The data:
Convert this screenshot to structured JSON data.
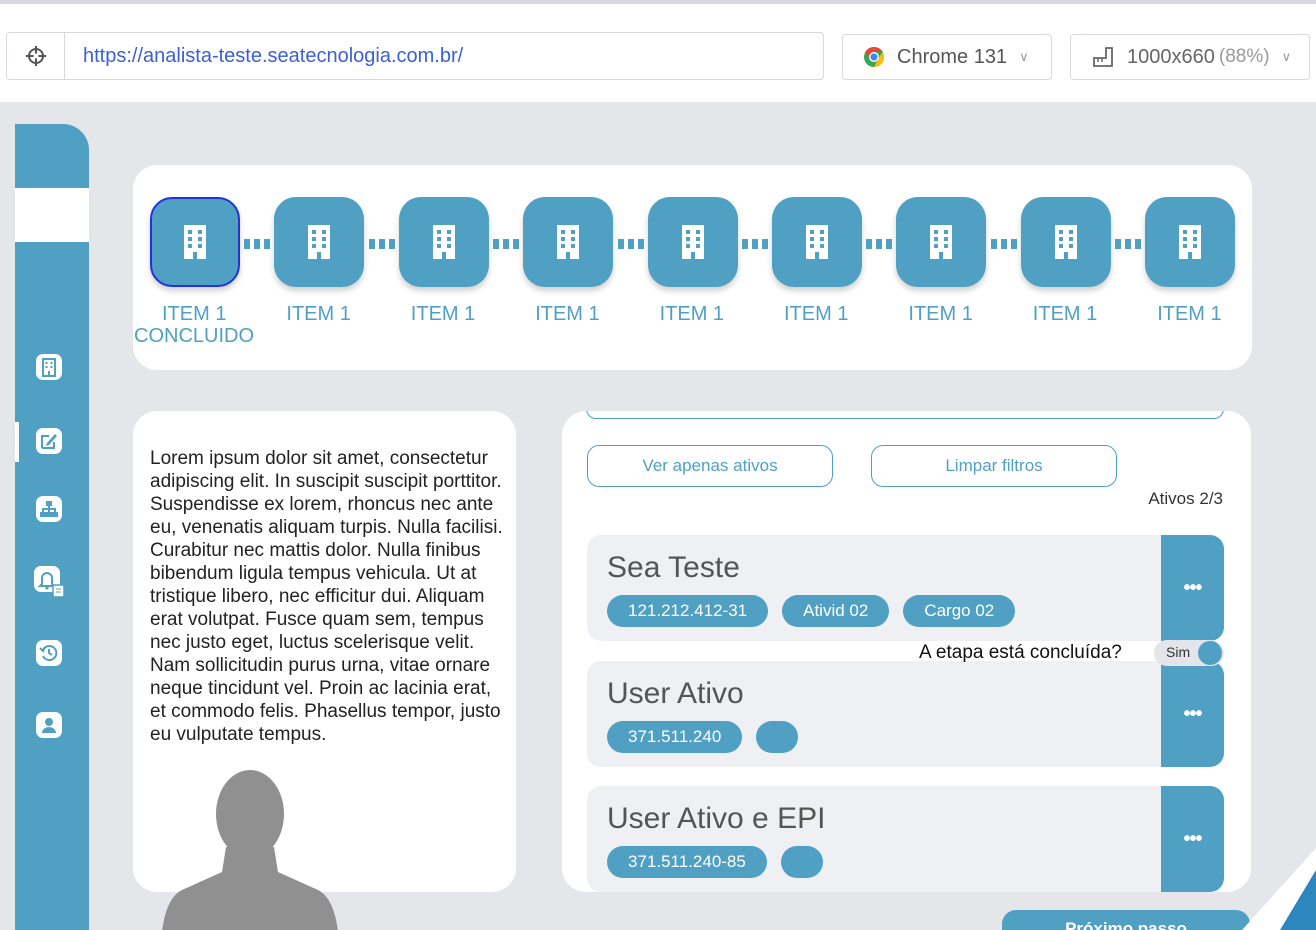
{
  "browser": {
    "url": "https://analista-teste.seatecnologia.com.br/",
    "browser_name": "Chrome 131",
    "resolution": "1000x660",
    "zoom": "(88%)",
    "chrome_icon_colors": [
      "#ea4335",
      "#fbbc05",
      "#34a853",
      "#4285f4"
    ]
  },
  "sidebar": {
    "items": [
      {
        "icon": "building-icon"
      },
      {
        "icon": "edit-icon",
        "active": true
      },
      {
        "icon": "org-chart-icon"
      },
      {
        "icon": "bell-document-icon"
      },
      {
        "icon": "history-icon"
      },
      {
        "icon": "user-icon"
      }
    ]
  },
  "steps": [
    {
      "label": "ITEM 1",
      "status": "CONCLUIDO",
      "active": true
    },
    {
      "label": "ITEM 1"
    },
    {
      "label": "ITEM 1"
    },
    {
      "label": "ITEM 1"
    },
    {
      "label": "ITEM 1"
    },
    {
      "label": "ITEM 1"
    },
    {
      "label": "ITEM 1"
    },
    {
      "label": "ITEM 1"
    },
    {
      "label": "ITEM 1"
    }
  ],
  "text_panel": {
    "body": "Lorem ipsum dolor sit amet, consectetur adipiscing elit. In suscipit suscipit porttitor. Suspendisse ex lorem, rhoncus nec ante eu, venenatis aliquam turpis. Nulla facilisi. Curabitur nec mattis dolor. Nulla finibus bibendum ligula tempus vehicula. Ut at tristique libero, nec efficitur dui. Aliquam erat volutpat. Fusce quam sem, tempus nec justo eget, luctus scelerisque velit. Nam sollicitudin purus urna, vitae ornare neque tincidunt vel. Proin ac lacinia erat, et commodo felis. Phasellus tempor, justo eu vulputate tempus."
  },
  "filters": {
    "active_only": "Ver apenas ativos",
    "clear": "Limpar filtros",
    "count": "Ativos 2/3"
  },
  "users": [
    {
      "name": "Sea Teste",
      "chips": [
        "121.212.412-31",
        "Ativid 02",
        "Cargo 02"
      ],
      "more": "•••"
    },
    {
      "name": "User Ativo",
      "chips": [
        "371.511.240",
        ""
      ],
      "more": "•••"
    },
    {
      "name": "User Ativo e EPI",
      "chips": [
        "371.511.240-85",
        ""
      ],
      "more": "•••"
    }
  ],
  "etapa": {
    "question": "A etapa está concluída?",
    "toggle_label": "Sim",
    "checked": true
  },
  "next_button": "Próximo passo",
  "colors": {
    "primary": "#4fa0c3",
    "background": "#e4e6ea",
    "active_border": "#2233dd"
  }
}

Exercise objective: Repeat each entry above word for word, leaving every picture out.

Solution to this exercise:
Convert this screenshot to structured JSON data.
{
  "browser": {
    "url": "https://analista-teste.seatecnologia.com.br/",
    "browser_name": "Chrome 131",
    "resolution": "1000x660",
    "zoom": "(88%)",
    "chrome_icon_colors": [
      "#ea4335",
      "#fbbc05",
      "#34a853",
      "#4285f4"
    ]
  },
  "sidebar": {
    "items": [
      {
        "icon": "building-icon"
      },
      {
        "icon": "edit-icon",
        "active": true
      },
      {
        "icon": "org-chart-icon"
      },
      {
        "icon": "bell-document-icon"
      },
      {
        "icon": "history-icon"
      },
      {
        "icon": "user-icon"
      }
    ]
  },
  "steps": [
    {
      "label": "ITEM 1",
      "status": "CONCLUIDO",
      "active": true
    },
    {
      "label": "ITEM 1"
    },
    {
      "label": "ITEM 1"
    },
    {
      "label": "ITEM 1"
    },
    {
      "label": "ITEM 1"
    },
    {
      "label": "ITEM 1"
    },
    {
      "label": "ITEM 1"
    },
    {
      "label": "ITEM 1"
    },
    {
      "label": "ITEM 1"
    }
  ],
  "text_panel": {
    "body": "Lorem ipsum dolor sit amet, consectetur adipiscing elit. In suscipit suscipit porttitor. Suspendisse ex lorem, rhoncus nec ante eu, venenatis aliquam turpis. Nulla facilisi. Curabitur nec mattis dolor. Nulla finibus bibendum ligula tempus vehicula. Ut at tristique libero, nec efficitur dui. Aliquam erat volutpat. Fusce quam sem, tempus nec justo eget, luctus scelerisque velit. Nam sollicitudin purus urna, vitae ornare neque tincidunt vel. Proin ac lacinia erat, et commodo felis. Phasellus tempor, justo eu vulputate tempus."
  },
  "filters": {
    "active_only": "Ver apenas ativos",
    "clear": "Limpar filtros",
    "count": "Ativos 2/3"
  },
  "users": [
    {
      "name": "Sea Teste",
      "chips": [
        "121.212.412-31",
        "Ativid 02",
        "Cargo 02"
      ],
      "more": "•••"
    },
    {
      "name": "User Ativo",
      "chips": [
        "371.511.240",
        ""
      ],
      "more": "•••"
    },
    {
      "name": "User Ativo e EPI",
      "chips": [
        "371.511.240-85",
        ""
      ],
      "more": "•••"
    }
  ],
  "etapa": {
    "question": "A etapa está concluída?",
    "toggle_label": "Sim",
    "checked": true
  },
  "next_button": "Próximo passo",
  "colors": {
    "primary": "#4fa0c3",
    "background": "#e4e6ea",
    "active_border": "#2233dd"
  }
}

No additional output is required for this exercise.